• WORK TO COMPLETE: What follows are records. Restate all of them word for word.

──────────────────────────────

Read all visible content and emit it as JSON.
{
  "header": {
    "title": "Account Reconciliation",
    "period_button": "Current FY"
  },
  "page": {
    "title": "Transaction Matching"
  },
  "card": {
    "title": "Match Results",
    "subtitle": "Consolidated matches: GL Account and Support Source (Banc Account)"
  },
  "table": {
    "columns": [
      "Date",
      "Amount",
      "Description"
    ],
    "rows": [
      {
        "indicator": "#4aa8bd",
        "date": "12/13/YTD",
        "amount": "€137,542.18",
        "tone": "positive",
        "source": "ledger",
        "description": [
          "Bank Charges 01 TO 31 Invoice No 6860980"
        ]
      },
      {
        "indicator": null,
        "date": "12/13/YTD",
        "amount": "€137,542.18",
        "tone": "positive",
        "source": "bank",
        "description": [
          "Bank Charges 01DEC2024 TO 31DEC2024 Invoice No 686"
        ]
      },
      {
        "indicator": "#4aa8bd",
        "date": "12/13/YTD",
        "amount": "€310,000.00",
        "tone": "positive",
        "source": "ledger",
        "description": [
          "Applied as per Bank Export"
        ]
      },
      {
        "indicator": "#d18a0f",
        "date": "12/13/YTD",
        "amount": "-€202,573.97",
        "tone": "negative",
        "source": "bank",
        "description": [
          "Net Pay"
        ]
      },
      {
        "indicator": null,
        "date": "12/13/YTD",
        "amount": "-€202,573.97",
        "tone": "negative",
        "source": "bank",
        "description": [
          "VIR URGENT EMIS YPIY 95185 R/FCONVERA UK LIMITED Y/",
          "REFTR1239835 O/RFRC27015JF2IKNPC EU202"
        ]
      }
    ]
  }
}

──────────────────────────────

• FINAL RESULT:
Read all visible content and emit it as JSON.
{
  "header": {
    "title": "Account Reconciliation",
    "period_button": "Current FY"
  },
  "page": {
    "title": "Transaction Matching"
  },
  "card": {
    "title": "Match Results",
    "subtitle": "Consolidated matches: GL Account and Support Source (Banc Account)"
  },
  "table": {
    "columns": [
      "Date",
      "Amount",
      "Description"
    ],
    "rows": [
      {
        "indicator": "#4aa8bd",
        "date": "12/13/YTD",
        "amount": "€137,542.18",
        "tone": "positive",
        "source": "ledger",
        "description": [
          "Bank Charges 01 TO 31 Invoice No 6860980"
        ]
      },
      {
        "indicator": null,
        "date": "12/13/YTD",
        "amount": "€137,542.18",
        "tone": "positive",
        "source": "bank",
        "description": [
          "Bank Charges 01DEC2024 TO 31DEC2024 Invoice No 686"
        ]
      },
      {
        "indicator": "#4aa8bd",
        "date": "12/13/YTD",
        "amount": "€310,000.00",
        "tone": "positive",
        "source": "ledger",
        "description": [
          "Applied as per Bank Export"
        ]
      },
      {
        "indicator": "#d18a0f",
        "date": "12/13/YTD",
        "amount": "-€202,573.97",
        "tone": "negative",
        "source": "bank",
        "description": [
          "Net Pay"
        ]
      },
      {
        "indicator": null,
        "date": "12/13/YTD",
        "amount": "-€202,573.97",
        "tone": "negative",
        "source": "bank",
        "description": [
          "VIR URGENT EMIS YPIY 95185 R/FCONVERA UK LIMITED Y/",
          "REFTR1239835 O/RFRC27015JF2IKNPC EU202"
        ]
      }
    ]
  }
}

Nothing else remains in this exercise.